Extract:
= = = = =

Examining these relationships on an additive scale with binary exposures and potential moderators (Supplementary Table 2B), the AP index was statistically significant indicative of a relatively higher proportion due to synergy for LnACR (above vs. below median) in its interaction with LnNfL(above vs. below median) in relation to all-cause mortality (e.g. first imputation: LnNfL(below median, 0), LnACR(above median, 1): excess relative risk (ERR) = (IR01/IR00)-1 =  + 0.085 ± 0.65, p = 0.89; LnNfL(above median, 1), LnACR(below median, 0): ERR = (IR10/IR00)-1 = 0.207 ± 0.654, p = 0.73; LnNfL(above median, 1), LnACR(above median, 1): ERR = (IR11/IR00)-1 =  + 2.45 ± 1.82, p = 0.019; RERI: 2.16 ± 1.16, p = 0.064; AP: 0.625 ± 0.213, p = 0.003; SI: 8.38). The remaining four imputations gave similar results and the full Output is provided on github: baydounm/NHANES_NfL_mortality (github.com).

= = = = =

Source material:
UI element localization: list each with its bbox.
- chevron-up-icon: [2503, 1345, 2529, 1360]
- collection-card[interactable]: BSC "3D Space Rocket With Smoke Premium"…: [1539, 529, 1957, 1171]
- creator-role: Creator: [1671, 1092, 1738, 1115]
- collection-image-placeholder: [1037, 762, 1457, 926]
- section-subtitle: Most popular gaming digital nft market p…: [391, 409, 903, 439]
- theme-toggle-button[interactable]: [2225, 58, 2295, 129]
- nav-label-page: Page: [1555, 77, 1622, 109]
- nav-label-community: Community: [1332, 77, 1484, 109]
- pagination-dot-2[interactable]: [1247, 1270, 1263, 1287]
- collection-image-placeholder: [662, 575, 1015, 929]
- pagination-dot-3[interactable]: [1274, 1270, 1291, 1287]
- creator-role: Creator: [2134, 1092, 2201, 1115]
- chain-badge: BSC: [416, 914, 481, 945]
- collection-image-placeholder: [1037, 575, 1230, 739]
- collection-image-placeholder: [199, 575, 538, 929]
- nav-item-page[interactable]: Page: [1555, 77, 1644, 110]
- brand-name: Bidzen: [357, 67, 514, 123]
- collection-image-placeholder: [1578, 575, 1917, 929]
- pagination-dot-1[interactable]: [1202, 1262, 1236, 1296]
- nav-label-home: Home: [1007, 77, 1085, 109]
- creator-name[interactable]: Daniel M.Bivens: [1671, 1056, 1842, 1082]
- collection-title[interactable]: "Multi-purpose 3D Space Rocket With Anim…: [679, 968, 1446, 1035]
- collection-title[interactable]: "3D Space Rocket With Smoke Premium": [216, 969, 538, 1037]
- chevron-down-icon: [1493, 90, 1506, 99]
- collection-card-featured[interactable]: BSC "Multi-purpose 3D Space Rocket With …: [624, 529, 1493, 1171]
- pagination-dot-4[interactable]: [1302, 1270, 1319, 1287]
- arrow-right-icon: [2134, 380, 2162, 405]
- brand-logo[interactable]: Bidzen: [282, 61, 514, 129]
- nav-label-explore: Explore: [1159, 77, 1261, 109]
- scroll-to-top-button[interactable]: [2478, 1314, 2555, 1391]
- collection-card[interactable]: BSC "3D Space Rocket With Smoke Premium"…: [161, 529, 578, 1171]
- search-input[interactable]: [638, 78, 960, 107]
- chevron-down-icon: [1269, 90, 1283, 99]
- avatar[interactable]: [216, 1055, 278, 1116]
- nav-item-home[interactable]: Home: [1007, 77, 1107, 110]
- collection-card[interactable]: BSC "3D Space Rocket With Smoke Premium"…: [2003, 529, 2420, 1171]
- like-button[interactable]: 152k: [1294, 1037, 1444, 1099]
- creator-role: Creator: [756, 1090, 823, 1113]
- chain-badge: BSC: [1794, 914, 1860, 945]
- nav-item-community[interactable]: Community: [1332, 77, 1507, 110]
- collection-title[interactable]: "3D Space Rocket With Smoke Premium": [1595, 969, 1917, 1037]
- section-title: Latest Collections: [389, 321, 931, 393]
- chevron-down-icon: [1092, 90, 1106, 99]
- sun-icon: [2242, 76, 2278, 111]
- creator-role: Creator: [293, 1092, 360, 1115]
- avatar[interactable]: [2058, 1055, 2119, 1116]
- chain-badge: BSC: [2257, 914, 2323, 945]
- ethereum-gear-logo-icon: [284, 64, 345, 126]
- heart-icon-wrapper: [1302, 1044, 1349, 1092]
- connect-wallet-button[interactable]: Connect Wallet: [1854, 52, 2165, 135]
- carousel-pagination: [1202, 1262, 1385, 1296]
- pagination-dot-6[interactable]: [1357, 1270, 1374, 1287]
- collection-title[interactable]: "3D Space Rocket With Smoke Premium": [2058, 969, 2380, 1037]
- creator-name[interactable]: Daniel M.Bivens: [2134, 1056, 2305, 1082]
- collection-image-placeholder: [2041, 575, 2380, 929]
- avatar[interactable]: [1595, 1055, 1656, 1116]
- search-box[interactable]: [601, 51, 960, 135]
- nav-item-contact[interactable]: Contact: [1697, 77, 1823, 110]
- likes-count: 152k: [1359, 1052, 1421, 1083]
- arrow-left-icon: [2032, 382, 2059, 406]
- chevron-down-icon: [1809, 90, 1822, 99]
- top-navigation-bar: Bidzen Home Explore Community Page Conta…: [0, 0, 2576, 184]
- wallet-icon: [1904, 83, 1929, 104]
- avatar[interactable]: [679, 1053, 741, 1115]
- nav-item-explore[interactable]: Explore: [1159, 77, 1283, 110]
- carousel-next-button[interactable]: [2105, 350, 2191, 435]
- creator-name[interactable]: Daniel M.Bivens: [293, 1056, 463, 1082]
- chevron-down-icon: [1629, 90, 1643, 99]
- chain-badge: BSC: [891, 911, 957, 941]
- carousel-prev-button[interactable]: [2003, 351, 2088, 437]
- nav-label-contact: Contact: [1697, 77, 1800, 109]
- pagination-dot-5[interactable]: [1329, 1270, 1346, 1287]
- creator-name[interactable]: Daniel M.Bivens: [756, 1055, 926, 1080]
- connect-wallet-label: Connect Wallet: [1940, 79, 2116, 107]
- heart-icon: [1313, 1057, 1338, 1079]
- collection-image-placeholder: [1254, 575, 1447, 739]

= = = = =

Exercise instructions:
a: According to the extract, what were the AP value and its p-value for the interaction of LnACR with LnNfL in relation to all-cause mortality?
b: Transcribe the extract from "Examining these relationships" to "github: baydounm/NHANES_NfL_mortality (github.com).".

Answers to the tasks:
a: AP: 0.625 ± 0.213, p = 0.003

b:
Examining these relationships on an additive scale with binary exposures and potential moderators (Supplementary Table 2B), the AP index was statistically significant indicative of a relatively higher proportion due to synergy for LnACR (above vs. below median) in its interaction with LnNfL(above vs. below median) in relation to all-cause mortality (e.g. first imputation: LnNfL(below median, 0), LnACR(above median, 1): excess relative risk (ERR) = (IR01/IR00)-1 =  + 0.085 ± 0.65, p = 0.89; LnNfL(above median, 1), LnACR(below median, 0): ERR = (IR10/IR00)-1 = 0.207 ± 0.654, p = 0.73; LnNfL(above median, 1), LnACR(above median, 1): ERR = (IR11/IR00)-1 =  + 2.45 ± 1.82, p = 0.019; RERI: 2.16 ± 1.16, p = 0.064; AP: 0.625 ± 0.213, p = 0.003; SI: 8.38). The remaining four imputations gave similar results and the full Output is provided on github: baydounm/NHANES_NfL_mortality (github.com).